Given problem. Set down the full listing exactly as given. Any pictures are to be left out.

══════

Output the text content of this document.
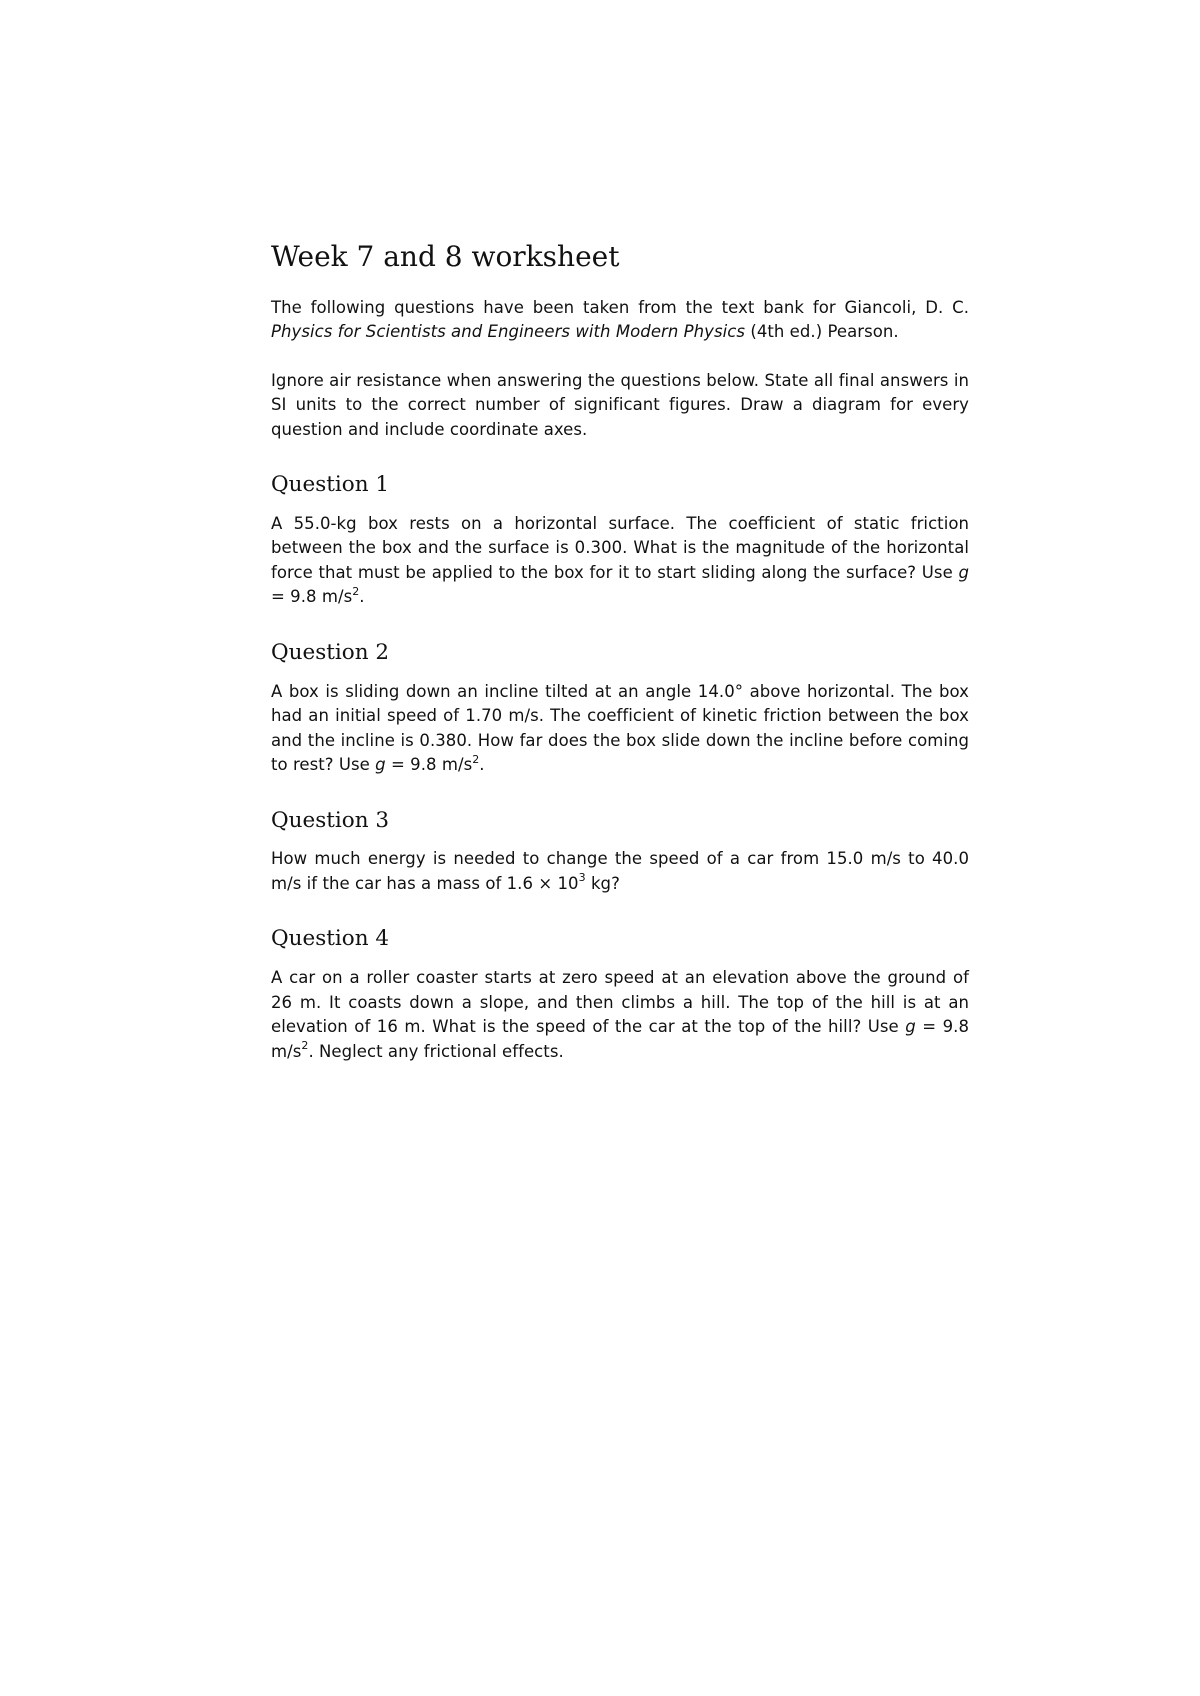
Week 7 and 8 worksheet

The following questions have been taken from the text bank for Giancoli, D. C. Physics for Scientists and Engineers with Modern Physics (4th ed.) Pearson.

Ignore air resistance when answering the questions below. State all final answers in SI units to the correct number of significant figures. Draw a diagram for every question and include coordinate axes.

Question 1

A 55.0-kg box rests on a horizontal surface. The coefficient of static friction between the box and the surface is 0.300. What is the magnitude of the horizontal force that must be applied to the box for it to start sliding along the surface? Use g = 9.8 $m/s^2$.

Question 2

A box is sliding down an incline tilted at an angle 14.0° above horizontal. The box had an initial speed of 1.70 m/s. The coefficient of kinetic friction between the box and the incline is 0.380. How far does the box slide down the incline before coming to rest? Use g = 9.8 $m/s^2$.

Question 3

How much energy is needed to change the speed of a car from 15.0 m/s to 40.0 m/s if the car has a mass of $1.6 \times 10^3$ kg?

Question 4

A car on a roller coaster starts at zero speed at an elevation above the ground of 26 m. It coasts down a slope, and then climbs a hill. The top of the hill is at an elevation of 16 m. What is the speed of the car at the top of the hill? Use g = 9.8 $m/s^2$. Neglect any frictional effects.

══════

Answer to the task.
Output the text content of this document.
Week 7 and 8 worksheet

The following questions have been taken from the text bank for Giancoli, D. C. Physics for Scientists and Engineers with Modern Physics (4th ed.) Pearson.

Ignore air resistance when answering the questions below. State all final answers in SI units to the correct number of significant figures. Draw a diagram for every question and include coordinate axes.

Question 1

A 55.0-kg box rests on a horizontal surface. The coefficient of static friction between the box and the surface is 0.300. What is the magnitude of the horizontal force that must be applied to the box for it to start sliding along the surface? Use g = 9.8 $m/s^2$.

Question 2

A box is sliding down an incline tilted at an angle 14.0° above horizontal. The box had an initial speed of 1.70 m/s. The coefficient of kinetic friction between the box and the incline is 0.380. How far does the box slide down the incline before coming to rest? Use g = 9.8 $m/s^2$.

Question 3

How much energy is needed to change the speed of a car from 15.0 m/s to 40.0 m/s if the car has a mass of $1.6 \times 10^3$ kg?

Question 4

A car on a roller coaster starts at zero speed at an elevation above the ground of 26 m. It coasts down a slope, and then climbs a hill. The top of the hill is at an elevation of 16 m. What is the speed of the car at the top of the hill? Use g = 9.8 $m/s^2$. Neglect any frictional effects.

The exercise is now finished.